══ Items ══
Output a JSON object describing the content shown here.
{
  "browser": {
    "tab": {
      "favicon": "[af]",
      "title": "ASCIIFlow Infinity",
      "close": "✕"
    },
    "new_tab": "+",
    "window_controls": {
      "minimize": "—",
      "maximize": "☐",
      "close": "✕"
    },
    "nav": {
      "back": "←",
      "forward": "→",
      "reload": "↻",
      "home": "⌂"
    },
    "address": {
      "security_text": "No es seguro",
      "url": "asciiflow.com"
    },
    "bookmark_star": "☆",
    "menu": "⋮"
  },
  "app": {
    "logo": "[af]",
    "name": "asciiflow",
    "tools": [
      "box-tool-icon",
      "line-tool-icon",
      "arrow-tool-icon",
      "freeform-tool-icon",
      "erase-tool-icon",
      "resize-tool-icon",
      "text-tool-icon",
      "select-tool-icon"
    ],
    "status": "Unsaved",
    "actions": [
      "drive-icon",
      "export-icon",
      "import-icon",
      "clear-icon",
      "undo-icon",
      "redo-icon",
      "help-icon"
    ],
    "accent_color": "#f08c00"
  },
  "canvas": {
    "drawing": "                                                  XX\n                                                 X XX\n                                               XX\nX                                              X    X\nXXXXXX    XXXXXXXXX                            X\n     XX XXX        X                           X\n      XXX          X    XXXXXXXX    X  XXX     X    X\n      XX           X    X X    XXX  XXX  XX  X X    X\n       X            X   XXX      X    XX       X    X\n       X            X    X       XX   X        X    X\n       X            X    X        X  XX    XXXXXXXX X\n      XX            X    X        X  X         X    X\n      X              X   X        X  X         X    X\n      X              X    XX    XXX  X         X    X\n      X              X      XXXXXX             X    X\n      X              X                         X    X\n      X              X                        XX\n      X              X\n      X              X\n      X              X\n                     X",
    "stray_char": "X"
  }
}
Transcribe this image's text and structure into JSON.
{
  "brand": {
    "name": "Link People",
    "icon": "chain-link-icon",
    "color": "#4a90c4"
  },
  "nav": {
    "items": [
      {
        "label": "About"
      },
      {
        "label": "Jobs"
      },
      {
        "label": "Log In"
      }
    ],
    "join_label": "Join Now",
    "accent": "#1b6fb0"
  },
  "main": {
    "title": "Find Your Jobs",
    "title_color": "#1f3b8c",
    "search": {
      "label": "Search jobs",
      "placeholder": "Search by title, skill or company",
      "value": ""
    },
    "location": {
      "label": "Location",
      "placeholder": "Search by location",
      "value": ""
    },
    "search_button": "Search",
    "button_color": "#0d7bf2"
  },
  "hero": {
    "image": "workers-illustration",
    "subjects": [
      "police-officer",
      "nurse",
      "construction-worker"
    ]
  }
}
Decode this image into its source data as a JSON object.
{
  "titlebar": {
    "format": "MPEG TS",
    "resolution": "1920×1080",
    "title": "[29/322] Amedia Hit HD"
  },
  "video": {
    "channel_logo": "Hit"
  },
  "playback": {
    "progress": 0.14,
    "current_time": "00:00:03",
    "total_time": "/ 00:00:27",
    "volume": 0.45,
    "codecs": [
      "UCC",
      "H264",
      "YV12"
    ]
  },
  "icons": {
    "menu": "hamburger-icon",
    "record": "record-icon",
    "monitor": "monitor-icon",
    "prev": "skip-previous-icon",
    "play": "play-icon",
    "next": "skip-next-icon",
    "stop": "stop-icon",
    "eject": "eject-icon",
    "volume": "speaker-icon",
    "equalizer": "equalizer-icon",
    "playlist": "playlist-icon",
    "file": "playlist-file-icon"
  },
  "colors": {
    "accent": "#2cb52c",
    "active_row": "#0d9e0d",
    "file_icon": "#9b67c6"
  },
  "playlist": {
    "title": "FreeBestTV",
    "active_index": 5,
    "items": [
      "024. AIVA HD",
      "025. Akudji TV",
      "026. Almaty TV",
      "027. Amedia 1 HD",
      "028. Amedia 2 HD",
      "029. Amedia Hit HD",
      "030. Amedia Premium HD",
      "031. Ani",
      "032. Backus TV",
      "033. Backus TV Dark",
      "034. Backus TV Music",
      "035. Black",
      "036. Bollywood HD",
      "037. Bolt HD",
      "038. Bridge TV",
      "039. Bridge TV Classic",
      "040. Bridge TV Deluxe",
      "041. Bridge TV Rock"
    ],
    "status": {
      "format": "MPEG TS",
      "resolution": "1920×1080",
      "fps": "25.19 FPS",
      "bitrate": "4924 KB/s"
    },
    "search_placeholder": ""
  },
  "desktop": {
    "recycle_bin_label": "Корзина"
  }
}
═══
Instructions to follow: Exactly as written above, please repeat the entries.

Completed exercise:
Output a JSON object describing the content shown here.
{
  "browser": {
    "tab": {
      "favicon": "[af]",
      "title": "ASCIIFlow Infinity",
      "close": "✕"
    },
    "new_tab": "+",
    "window_controls": {
      "minimize": "—",
      "maximize": "☐",
      "close": "✕"
    },
    "nav": {
      "back": "←",
      "forward": "→",
      "reload": "↻",
      "home": "⌂"
    },
    "address": {
      "security_text": "No es seguro",
      "url": "asciiflow.com"
    },
    "bookmark_star": "☆",
    "menu": "⋮"
  },
  "app": {
    "logo": "[af]",
    "name": "asciiflow",
    "tools": [
      "box-tool-icon",
      "line-tool-icon",
      "arrow-tool-icon",
      "freeform-tool-icon",
      "erase-tool-icon",
      "resize-tool-icon",
      "text-tool-icon",
      "select-tool-icon"
    ],
    "status": "Unsaved",
    "actions": [
      "drive-icon",
      "export-icon",
      "import-icon",
      "clear-icon",
      "undo-icon",
      "redo-icon",
      "help-icon"
    ],
    "accent_color": "#f08c00"
  },
  "canvas": {
    "drawing": "                                                  XX\n                                                 X XX\n                                               XX\nX                                              X    X\nXXXXXX    XXXXXXXXX                            X\n     XX XXX        X                           X\n      XXX          X    XXXXXXXX    X  XXX     X    X\n      XX           X    X X    XXX  XXX  XX  X X    X\n       X            X   XXX      X    XX       X    X\n       X            X    X       XX   X        X    X\n       X            X    X        X  XX    XXXXXXXX X\n      XX            X    X        X  X         X    X\n      X              X   X        X  X         X    X\n      X              X    XX    XXX  X         X    X\n      X              X      XXXXXX             X    X\n      X              X                         X    X\n      X              X                        XX\n      X              X\n      X              X\n      X              X\n                     X",
    "stray_char": "X"
  }
}
Transcribe this image's text and structure into JSON.
{
  "brand": {
    "name": "Link People",
    "icon": "chain-link-icon",
    "color": "#4a90c4"
  },
  "nav": {
    "items": [
      {
        "label": "About"
      },
      {
        "label": "Jobs"
      },
      {
        "label": "Log In"
      }
    ],
    "join_label": "Join Now",
    "accent": "#1b6fb0"
  },
  "main": {
    "title": "Find Your Jobs",
    "title_color": "#1f3b8c",
    "search": {
      "label": "Search jobs",
      "placeholder": "Search by title, skill or company",
      "value": ""
    },
    "location": {
      "label": "Location",
      "placeholder": "Search by location",
      "value": ""
    },
    "search_button": "Search",
    "button_color": "#0d7bf2"
  },
  "hero": {
    "image": "workers-illustration",
    "subjects": [
      "police-officer",
      "nurse",
      "construction-worker"
    ]
  }
}
Decode this image into its source data as a JSON object.
{
  "titlebar": {
    "format": "MPEG TS",
    "resolution": "1920×1080",
    "title": "[29/322] Amedia Hit HD"
  },
  "video": {
    "channel_logo": "Hit"
  },
  "playback": {
    "progress": 0.14,
    "current_time": "00:00:03",
    "total_time": "/ 00:00:27",
    "volume": 0.45,
    "codecs": [
      "UCC",
      "H264",
      "YV12"
    ]
  },
  "icons": {
    "menu": "hamburger-icon",
    "record": "record-icon",
    "monitor": "monitor-icon",
    "prev": "skip-previous-icon",
    "play": "play-icon",
    "next": "skip-next-icon",
    "stop": "stop-icon",
    "eject": "eject-icon",
    "volume": "speaker-icon",
    "equalizer": "equalizer-icon",
    "playlist": "playlist-icon",
    "file": "playlist-file-icon"
  },
  "colors": {
    "accent": "#2cb52c",
    "active_row": "#0d9e0d",
    "file_icon": "#9b67c6"
  },
  "playlist": {
    "title": "FreeBestTV",
    "active_index": 5,
    "items": [
      "024. AIVA HD",
      "025. Akudji TV",
      "026. Almaty TV",
      "027. Amedia 1 HD",
      "028. Amedia 2 HD",
      "029. Amedia Hit HD",
      "030. Amedia Premium HD",
      "031. Ani",
      "032. Backus TV",
      "033. Backus TV Dark",
      "034. Backus TV Music",
      "035. Black",
      "036. Bollywood HD",
      "037. Bolt HD",
      "038. Bridge TV",
      "039. Bridge TV Classic",
      "040. Bridge TV Deluxe",
      "041. Bridge TV Rock"
    ],
    "status": {
      "format": "MPEG TS",
      "resolution": "1920×1080",
      "fps": "25.19 FPS",
      "bitrate": "4924 KB/s"
    },
    "search_placeholder": ""
  },
  "desktop": {
    "recycle_bin_label": "Корзина"
  }
}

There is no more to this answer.